(GIVEN INSTRUCTION A) Rewrite the rows starting at "- Text: +y: +y: [529, 107, 546, 120]" and ending at "- Circle shape: [703, 155, 714, 166]", changing "Number" to "Count" and keeping everything else the same.

(TEXT PROVIDED)
************

Rebuilding Place in the Urban Space

"A community’s physical form, rather than its land uses, is its most intrinsic and enduring characteristic." [Katz, EPA] This blog focuses on place and placemaking and all that makes it work--historic preservation, urban design, transportation, asset-based community development, arts & cultural development, commercial district revitalization, tourism & destination development, and quality of life advocacy--along with doses of civic engagement and good governance watchdogging.

Wednesday, September 27, 2006

Unholy alliances: The Growth Machine, simple-minded leftist folks, and the Comprehensive Plan

From an e-conversation (slightly edited), based in part on yesterday's 8 hours of testimony at the City Council hearing on Comprehensive Plan revision and whether or not to go forward:

I'm amazed at how cavalier people are about quality. What's worse is that people who do care about quality and who have a certain amount of integrity -- i.e. who believe that you don't pass judgment till you read and understand the whole document, that you need to think beyond your pet project/issue, that you don't settle for rhetoric when what you want is reform, that you don't ask people who don't know squat to weigh in -- are really at a disadvantage.

************

(GIVEN INSTRUCTION B) Quote the blog post word for word, starting at "From an e-conversation" and ending at "at a disadvantage.".

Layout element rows
************

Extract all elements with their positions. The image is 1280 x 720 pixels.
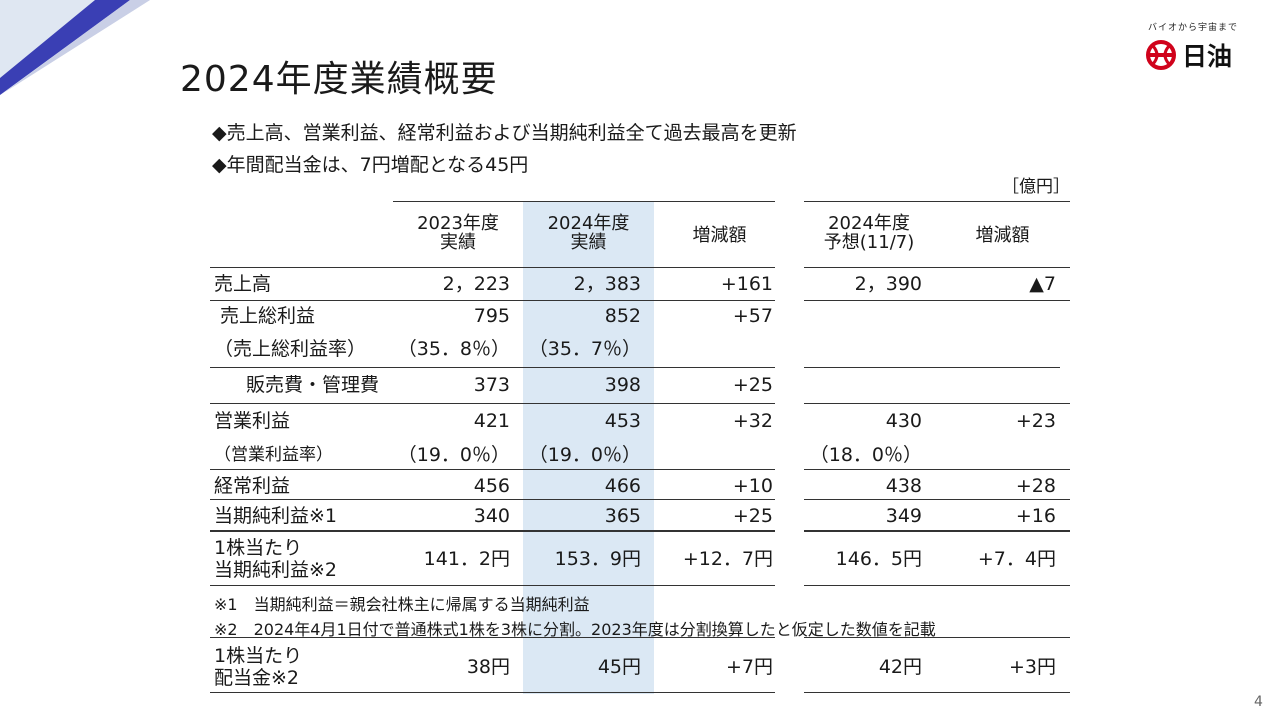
row-label: 営業利益 [214,410,291,432]
company-logo: バイオから宇宙まで 日油 [1144,20,1254,73]
header-forecast: 2024年度 予想(11/7) [823,213,915,253]
cell-forecast-diff: +7．4円 [977,548,1056,570]
row-rule-forecast [804,367,1060,368]
cell-diff: +10 [732,475,773,497]
cell-2023: 340 [473,505,510,527]
row-rule [210,403,775,404]
cell-forecast-diff: ▲7 [1029,273,1056,295]
table-top-rule-forecast [804,201,1070,202]
header-change: 増減額 [692,225,747,246]
row-rule [210,300,775,301]
page-title: 2024年度業績概要 [180,59,498,101]
row-rule-forecast [804,469,1070,470]
logo-name: 日油 [1182,42,1233,71]
bullet-dividend: ◆年間配当金は、7円増配となる45円 [212,154,529,176]
row-rule [210,469,775,470]
cell-diff: +25 [732,505,773,527]
cell-2023: 38円 [466,656,510,678]
row-label: 経常利益 [214,475,291,497]
row-rule-forecast [804,585,1070,586]
logo-tagline: バイオから宇宙まで [1148,23,1239,33]
cell-2023: 421 [473,410,510,432]
unit-label: ［億円］ [1002,177,1070,197]
cell-forecast-diff: +16 [1015,505,1056,527]
header-fy2024: 2024年度 実績 [547,213,630,253]
footnote-1: ※1 当期純利益＝親会社株主に帰属する当期純利益 [214,595,590,614]
cell-2023: 141．2円 [423,548,510,570]
cell-2024: 453 [604,410,641,432]
footnote-2: ※2 2024年4月1日付で普通株式1株を3株に分割。2023年度は分割換算した… [214,620,936,639]
cell-2023: 456 [473,475,510,497]
cell-diff: +25 [732,374,773,396]
cell-forecast-diff: +28 [1015,475,1056,497]
header-fy2023: 2023年度 実績 [417,213,499,253]
cell-2024: 398 [604,374,641,396]
cell-diff: +57 [732,305,773,327]
fy2024-column-highlight [523,202,654,694]
cell-forecast-diff: +3円 [1008,656,1056,678]
row-rule [210,499,775,500]
cell-2023: 795 [473,305,510,327]
cell-diff: +32 [732,410,773,432]
cell-forecast: 42円 [878,656,922,678]
cell-2024: （19．0％） [528,444,641,466]
row-label-dividend: 1株当たり 配当金※2 [214,645,303,689]
summary-bullets: ◆売上高、営業利益、経常利益および当期純利益全て過去最高を更新 ◆年間配当金は、… [212,117,797,181]
cell-forecast: （18．0％） [809,444,922,466]
cell-2024: 365 [604,505,641,527]
cell-2024: 2，383 [573,273,641,295]
cell-2023: 2，223 [442,273,510,295]
row-rule [210,367,775,368]
row-rule-forecast [804,300,1070,301]
header-forecast-change: 増減額 [975,225,1030,246]
cell-2024: 153．9円 [554,548,641,570]
cell-diff: +12．7円 [682,548,773,570]
row-rule-forecast [804,530,1070,532]
cell-forecast: 146．5円 [835,548,922,570]
bullet-record-profit: ◆売上高、営業利益、経常利益および当期純利益全て過去最高を更新 [212,122,797,144]
header-rule-forecast [804,267,1070,268]
row-label: 当期純利益※1 [214,505,338,527]
cell-forecast: 438 [885,475,922,497]
row-rule [210,530,775,532]
cell-2023: （19．0％） [397,444,510,466]
row-label: （売上総利益率） [214,338,367,360]
row-rule [210,637,775,638]
nof-logo-icon [1146,40,1176,70]
header-rule [210,267,775,268]
corner-decoration [0,0,150,95]
row-rule-forecast [804,403,1070,404]
cell-forecast: 2，390 [854,273,922,295]
row-rule [210,585,775,586]
table-bottom-rule-forecast [804,692,1070,693]
cell-diff: +161 [720,273,773,295]
cell-2024: 45円 [597,656,641,678]
row-label: （営業利益率） [214,445,333,465]
cell-forecast: 349 [885,505,922,527]
row-rule-forecast [804,499,1070,500]
row-label-eps: 1株当たり 当期純利益※2 [214,537,338,581]
cell-2024: （35．7％） [528,338,641,360]
row-label: 売上高 [214,273,272,295]
row-label: 売上総利益 [220,305,316,327]
cell-2024: 466 [604,475,641,497]
table-bottom-rule [210,692,775,693]
row-rule-forecast [804,637,1070,638]
row-label: 販売費・管理費 [246,374,380,396]
page-number: 4 [1254,694,1263,710]
cell-forecast: 430 [885,410,922,432]
table-top-rule [393,201,775,202]
cell-diff: +7円 [725,656,773,678]
cell-2023: 373 [473,374,510,396]
cell-2023: （35．8％） [397,338,510,360]
cell-forecast-diff: +23 [1015,410,1056,432]
cell-2024: 852 [604,305,641,327]
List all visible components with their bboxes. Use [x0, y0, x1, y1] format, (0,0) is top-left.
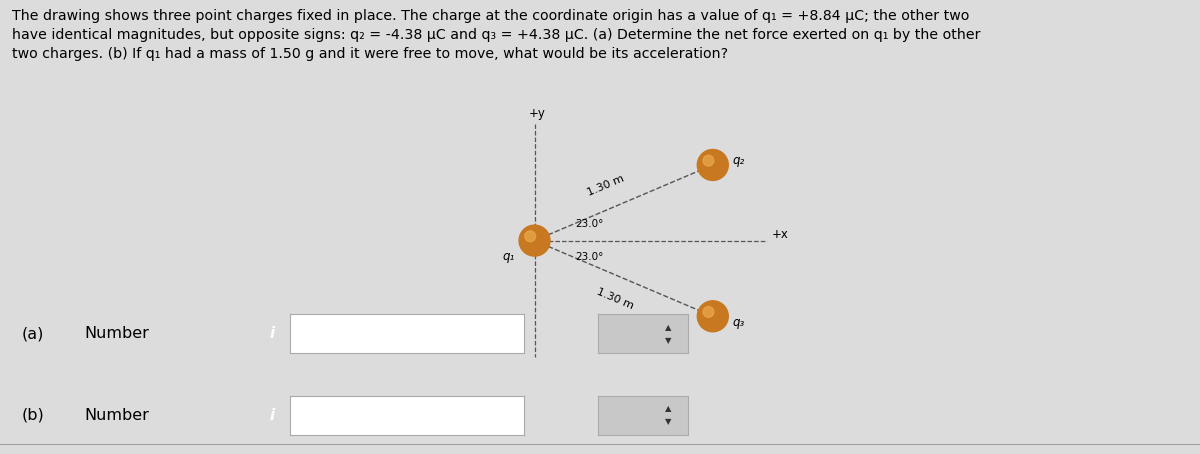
- Text: +y: +y: [529, 107, 546, 120]
- Text: Number: Number: [84, 326, 149, 341]
- Text: (b): (b): [22, 408, 44, 423]
- Text: Number: Number: [84, 408, 149, 423]
- Text: i: i: [270, 326, 275, 341]
- Text: 23.0°: 23.0°: [575, 219, 604, 229]
- Circle shape: [703, 155, 714, 166]
- Text: q₁: q₁: [502, 250, 515, 263]
- Text: 1.30 m: 1.30 m: [587, 173, 626, 198]
- Circle shape: [520, 225, 550, 256]
- Text: ▼: ▼: [665, 418, 671, 426]
- Text: +x: +x: [772, 228, 788, 241]
- Text: ▲: ▲: [665, 405, 671, 413]
- Text: ▼: ▼: [665, 336, 671, 345]
- Text: ▲: ▲: [665, 323, 671, 331]
- Text: i: i: [270, 408, 275, 423]
- Text: The drawing shows three point charges fixed in place. The charge at the coordina: The drawing shows three point charges fi…: [12, 9, 980, 61]
- Text: q₂: q₂: [733, 154, 745, 167]
- Text: 23.0°: 23.0°: [575, 252, 604, 262]
- Circle shape: [697, 149, 728, 180]
- Text: q₃: q₃: [733, 316, 745, 329]
- Circle shape: [697, 301, 728, 332]
- Circle shape: [524, 231, 535, 242]
- Circle shape: [703, 306, 714, 317]
- Text: Units: Units: [474, 408, 515, 423]
- Text: 1.30 m: 1.30 m: [595, 286, 636, 311]
- Text: Units: Units: [474, 326, 515, 341]
- Text: (a): (a): [22, 326, 44, 341]
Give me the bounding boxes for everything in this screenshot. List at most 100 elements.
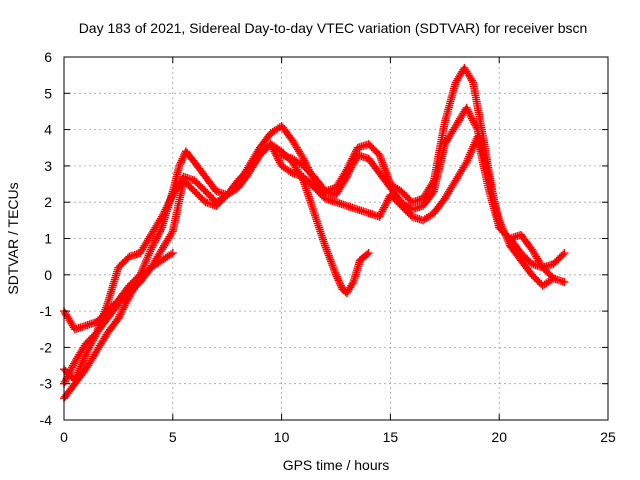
data-point-fill [178, 154, 187, 163]
data-point-fill [376, 154, 385, 163]
data-point-fill [377, 209, 386, 218]
data-point-fill [179, 152, 188, 161]
x-axis-label: GPS time / hours [283, 457, 390, 473]
data-point-fill [121, 299, 130, 308]
data-point-fill [68, 363, 77, 372]
data-point-fill [275, 158, 284, 167]
data-point-fill [500, 228, 509, 237]
data-point-fill [558, 250, 567, 259]
data-point-fill [465, 109, 474, 118]
data-point-fill [273, 152, 282, 161]
data-point-fill [141, 259, 150, 268]
data-point-fill [336, 281, 345, 290]
chart-title: Day 183 of 2021, Sidereal Day-to-day VTE… [79, 20, 588, 36]
data-point-fill [333, 274, 342, 283]
data-point-fill [347, 163, 356, 172]
data-point-fill [160, 207, 169, 216]
y-tick-label: -1 [40, 303, 53, 319]
data-point-fill [119, 303, 128, 312]
data-point [364, 249, 373, 258]
data-point-fill [102, 301, 111, 310]
data-point-fill [379, 160, 388, 169]
data-point-fill [504, 237, 513, 246]
y-tick-label: -2 [40, 339, 53, 355]
x-tick-label: 25 [600, 429, 616, 445]
data-point-fill [61, 376, 70, 385]
data-point [114, 314, 123, 323]
data-point-fill [166, 250, 175, 259]
data-point-fill [335, 278, 344, 287]
data-point-fill [274, 156, 283, 165]
data-point-fill [142, 255, 151, 264]
data-point [157, 212, 166, 221]
data-point-fill [163, 201, 172, 210]
data-point-fill [468, 116, 477, 125]
y-axis-label: SDTVAR / TECUs [5, 182, 21, 294]
x-tick-label: 20 [491, 429, 507, 445]
data-point-fill [468, 76, 476, 85]
x-tick-label: 0 [60, 429, 68, 445]
data-point-fill [501, 231, 510, 240]
data-point-fill [271, 149, 280, 158]
data-point-fill [363, 250, 372, 259]
data-point-fill [498, 224, 507, 233]
data-point-fill [161, 205, 170, 214]
data-point-fill [116, 310, 125, 319]
data-point-fill [472, 123, 481, 132]
data-point-fill [469, 142, 478, 151]
data-point [560, 278, 569, 287]
data-point-fill [383, 196, 392, 205]
y-tick-label: 5 [44, 85, 52, 101]
data-point-fill [465, 152, 474, 161]
data-point-fill [331, 268, 340, 277]
data-point-fill [496, 220, 505, 229]
data-point-fill [382, 198, 391, 207]
data-point-fill [502, 233, 511, 242]
data-point [332, 270, 340, 279]
data-point-fill [167, 229, 176, 238]
data-point-fill [60, 377, 69, 386]
data-point-fill [381, 166, 390, 175]
data-point-fill [117, 308, 126, 317]
data-point [549, 274, 558, 283]
data-point-fill [150, 238, 159, 247]
data-point-fill [153, 232, 162, 241]
data-point-fill [63, 372, 72, 381]
data-point [175, 161, 184, 170]
data-point-fill [466, 148, 475, 157]
data-point-fill [286, 167, 295, 176]
data-point-fill [77, 360, 86, 369]
data-point-fill [497, 222, 506, 231]
data-point-fill [64, 370, 73, 379]
data-point [375, 151, 384, 160]
data-point-fill [166, 194, 175, 203]
data-point-fill [379, 162, 388, 171]
data-point-fill [469, 118, 478, 127]
data-point-fill [345, 167, 354, 176]
data-point-fill [75, 364, 84, 373]
data-point-fill [267, 141, 276, 150]
data-point-fill [464, 154, 473, 163]
data-point [342, 172, 351, 181]
data-point-fill [380, 201, 389, 210]
data-point-fill [164, 200, 173, 209]
data-point-fill [499, 226, 508, 235]
data-point-fill [467, 146, 476, 155]
data-point-fill [467, 112, 476, 121]
data-point-fill [80, 354, 89, 363]
data-point [495, 216, 504, 225]
data-point-fill [120, 301, 129, 310]
data-point-fill [79, 356, 88, 365]
data-point-fill [378, 158, 387, 167]
y-tick-label: 1 [44, 231, 52, 247]
data-point-fill [351, 147, 360, 156]
data-point-fill [67, 365, 76, 374]
y-tick-label: 2 [44, 194, 52, 210]
data-point-fill [325, 253, 334, 262]
y-tick-label: 6 [44, 49, 52, 65]
data-point-fill [300, 156, 309, 165]
data-point-fill [158, 210, 167, 219]
data-point-fill [177, 156, 186, 165]
data-point-fill [322, 245, 331, 254]
data-point-fill [65, 368, 74, 377]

************

(CORRECT ANSWER A)
- Text: +y: +y: [529, 107, 546, 120]
- Text: Count: Count: [84, 326, 149, 341]
- Text: (b): (b): [22, 408, 44, 423]
- Text: Count: Count: [84, 408, 149, 423]
- Text: i: i: [270, 326, 275, 341]
- Text: 23.0°: 23.0°: [575, 219, 604, 229]
- Circle shape: [703, 155, 714, 166]

(CORRECT ANSWER B)
From an e-conversation (slightly edited), based in part on yesterday's 8 hours of testimony at the City Council hearing on Comprehensive Plan revision and whether or not to go forward:

I'm amazed at how cavalier people are about quality. What's worse is that people who do care about quality and who have a certain amount of integrity -- i.e. who believe that you don't pass judgment till you read and understand the whole document, that you need to think beyond your pet project/issue, that you don't settle for rhetoric when what you want is reform, that you don't ask people who don't know squat to weigh in -- are really at a disadvantage.